=== Stated exercise ===
Examine the material below. Gather every line in which the string "JSON" appears.

=== Task data ===
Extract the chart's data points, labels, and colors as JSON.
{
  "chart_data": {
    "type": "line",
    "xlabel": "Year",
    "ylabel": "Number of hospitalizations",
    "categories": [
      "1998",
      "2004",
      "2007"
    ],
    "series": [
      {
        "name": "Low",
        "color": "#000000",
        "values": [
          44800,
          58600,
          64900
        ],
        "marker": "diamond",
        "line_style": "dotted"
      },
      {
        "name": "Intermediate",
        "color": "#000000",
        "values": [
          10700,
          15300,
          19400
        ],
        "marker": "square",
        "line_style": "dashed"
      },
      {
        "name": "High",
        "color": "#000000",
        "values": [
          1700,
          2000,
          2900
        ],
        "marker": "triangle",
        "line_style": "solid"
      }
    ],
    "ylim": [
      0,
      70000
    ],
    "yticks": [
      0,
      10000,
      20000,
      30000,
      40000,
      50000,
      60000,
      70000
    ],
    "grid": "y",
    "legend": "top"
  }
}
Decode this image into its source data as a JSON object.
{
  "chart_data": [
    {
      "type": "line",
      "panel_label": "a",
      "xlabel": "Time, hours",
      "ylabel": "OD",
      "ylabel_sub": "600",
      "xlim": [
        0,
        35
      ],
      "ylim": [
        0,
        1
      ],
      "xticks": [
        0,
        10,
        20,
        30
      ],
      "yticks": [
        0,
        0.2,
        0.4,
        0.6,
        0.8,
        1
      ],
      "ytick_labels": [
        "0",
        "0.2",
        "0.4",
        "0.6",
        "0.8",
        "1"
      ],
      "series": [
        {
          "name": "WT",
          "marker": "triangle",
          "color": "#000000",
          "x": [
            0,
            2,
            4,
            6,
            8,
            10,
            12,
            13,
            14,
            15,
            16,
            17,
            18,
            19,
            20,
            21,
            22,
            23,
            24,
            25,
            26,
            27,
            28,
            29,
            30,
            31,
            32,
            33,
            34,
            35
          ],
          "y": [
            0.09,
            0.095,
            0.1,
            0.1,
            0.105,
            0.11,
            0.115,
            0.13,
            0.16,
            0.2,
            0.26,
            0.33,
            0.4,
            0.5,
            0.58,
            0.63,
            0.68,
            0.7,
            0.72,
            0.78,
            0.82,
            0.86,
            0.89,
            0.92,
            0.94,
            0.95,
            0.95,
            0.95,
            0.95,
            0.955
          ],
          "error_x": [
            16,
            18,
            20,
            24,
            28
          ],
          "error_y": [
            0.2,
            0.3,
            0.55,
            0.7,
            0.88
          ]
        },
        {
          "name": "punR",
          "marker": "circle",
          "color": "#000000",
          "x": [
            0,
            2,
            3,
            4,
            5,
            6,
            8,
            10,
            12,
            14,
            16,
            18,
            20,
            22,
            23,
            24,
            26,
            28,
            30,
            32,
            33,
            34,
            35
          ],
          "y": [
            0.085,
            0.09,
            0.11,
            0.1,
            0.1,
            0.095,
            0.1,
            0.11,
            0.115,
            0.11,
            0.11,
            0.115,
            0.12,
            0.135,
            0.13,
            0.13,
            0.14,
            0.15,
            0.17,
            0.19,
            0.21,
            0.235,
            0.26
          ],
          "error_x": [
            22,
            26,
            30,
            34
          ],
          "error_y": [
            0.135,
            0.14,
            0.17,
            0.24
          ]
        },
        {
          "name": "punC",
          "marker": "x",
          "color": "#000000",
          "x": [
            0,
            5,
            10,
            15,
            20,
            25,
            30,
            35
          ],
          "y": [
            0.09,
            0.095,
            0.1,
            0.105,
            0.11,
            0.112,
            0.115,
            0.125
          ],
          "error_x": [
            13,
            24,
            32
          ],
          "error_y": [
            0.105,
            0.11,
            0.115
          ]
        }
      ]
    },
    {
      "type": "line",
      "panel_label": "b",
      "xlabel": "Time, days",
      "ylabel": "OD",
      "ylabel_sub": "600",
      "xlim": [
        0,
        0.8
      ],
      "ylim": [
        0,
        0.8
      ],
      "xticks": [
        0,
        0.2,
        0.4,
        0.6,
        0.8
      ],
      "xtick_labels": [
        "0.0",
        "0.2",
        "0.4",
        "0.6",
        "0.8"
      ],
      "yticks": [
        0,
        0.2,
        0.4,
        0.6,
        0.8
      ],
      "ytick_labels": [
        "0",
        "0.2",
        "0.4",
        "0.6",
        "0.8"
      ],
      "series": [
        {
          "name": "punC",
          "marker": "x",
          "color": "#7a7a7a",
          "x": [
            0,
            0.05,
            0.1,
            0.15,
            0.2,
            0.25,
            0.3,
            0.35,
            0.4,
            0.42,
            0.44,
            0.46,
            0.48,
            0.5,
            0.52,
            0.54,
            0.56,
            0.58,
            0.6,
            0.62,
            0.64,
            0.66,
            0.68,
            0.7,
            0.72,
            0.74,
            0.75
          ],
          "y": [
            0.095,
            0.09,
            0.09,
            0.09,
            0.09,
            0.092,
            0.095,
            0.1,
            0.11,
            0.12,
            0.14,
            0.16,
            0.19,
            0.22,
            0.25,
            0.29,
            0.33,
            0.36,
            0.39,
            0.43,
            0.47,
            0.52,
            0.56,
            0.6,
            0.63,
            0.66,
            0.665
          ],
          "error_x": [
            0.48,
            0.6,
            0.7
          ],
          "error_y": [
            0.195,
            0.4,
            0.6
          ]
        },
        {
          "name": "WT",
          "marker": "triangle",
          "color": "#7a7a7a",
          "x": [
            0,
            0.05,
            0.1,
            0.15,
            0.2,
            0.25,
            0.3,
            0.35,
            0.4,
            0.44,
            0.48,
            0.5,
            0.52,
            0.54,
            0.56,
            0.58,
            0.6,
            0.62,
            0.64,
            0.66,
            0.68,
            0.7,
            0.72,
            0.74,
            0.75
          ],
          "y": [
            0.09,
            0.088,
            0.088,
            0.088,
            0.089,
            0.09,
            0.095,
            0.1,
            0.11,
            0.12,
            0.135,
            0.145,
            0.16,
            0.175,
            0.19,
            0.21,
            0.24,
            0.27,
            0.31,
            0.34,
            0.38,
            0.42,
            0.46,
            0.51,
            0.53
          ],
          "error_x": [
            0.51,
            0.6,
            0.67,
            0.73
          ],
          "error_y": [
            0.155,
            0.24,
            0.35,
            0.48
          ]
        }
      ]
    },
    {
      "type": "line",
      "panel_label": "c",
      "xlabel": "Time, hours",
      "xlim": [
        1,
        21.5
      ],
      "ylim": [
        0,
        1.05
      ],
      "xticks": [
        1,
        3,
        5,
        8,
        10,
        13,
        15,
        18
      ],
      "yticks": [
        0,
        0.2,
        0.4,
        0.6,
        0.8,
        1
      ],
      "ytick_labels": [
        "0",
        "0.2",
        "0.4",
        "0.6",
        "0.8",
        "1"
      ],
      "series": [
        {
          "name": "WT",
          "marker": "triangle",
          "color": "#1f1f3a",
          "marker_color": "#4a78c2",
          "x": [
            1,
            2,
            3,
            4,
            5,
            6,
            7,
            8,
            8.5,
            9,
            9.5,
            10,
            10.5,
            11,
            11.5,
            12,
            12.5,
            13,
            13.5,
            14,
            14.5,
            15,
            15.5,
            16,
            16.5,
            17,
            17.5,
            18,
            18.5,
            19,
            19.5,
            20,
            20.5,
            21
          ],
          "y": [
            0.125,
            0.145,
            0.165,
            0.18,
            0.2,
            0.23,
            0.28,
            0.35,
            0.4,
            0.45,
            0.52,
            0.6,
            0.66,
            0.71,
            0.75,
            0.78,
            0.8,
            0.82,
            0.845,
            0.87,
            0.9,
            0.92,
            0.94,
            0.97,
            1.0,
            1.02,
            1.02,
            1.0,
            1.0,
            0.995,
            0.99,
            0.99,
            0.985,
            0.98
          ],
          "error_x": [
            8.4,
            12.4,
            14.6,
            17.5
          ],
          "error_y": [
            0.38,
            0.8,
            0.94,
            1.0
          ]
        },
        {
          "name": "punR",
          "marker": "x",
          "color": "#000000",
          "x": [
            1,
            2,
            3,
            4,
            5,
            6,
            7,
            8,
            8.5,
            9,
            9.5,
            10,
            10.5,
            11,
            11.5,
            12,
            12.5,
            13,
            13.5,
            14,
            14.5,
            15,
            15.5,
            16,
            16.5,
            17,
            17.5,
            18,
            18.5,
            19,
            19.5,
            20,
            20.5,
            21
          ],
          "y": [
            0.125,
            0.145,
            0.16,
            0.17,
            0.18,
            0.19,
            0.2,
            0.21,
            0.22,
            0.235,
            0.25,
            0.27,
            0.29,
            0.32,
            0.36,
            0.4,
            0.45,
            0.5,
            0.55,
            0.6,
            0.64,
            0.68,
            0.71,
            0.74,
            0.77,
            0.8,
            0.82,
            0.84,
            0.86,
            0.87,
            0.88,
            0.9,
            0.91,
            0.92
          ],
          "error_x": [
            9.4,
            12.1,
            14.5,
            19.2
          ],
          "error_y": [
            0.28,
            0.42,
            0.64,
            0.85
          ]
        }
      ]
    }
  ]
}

=== Written solution ===
Extract the chart's data points, labels, and colors as JSON.
Decode this image into its source data as a JSON object.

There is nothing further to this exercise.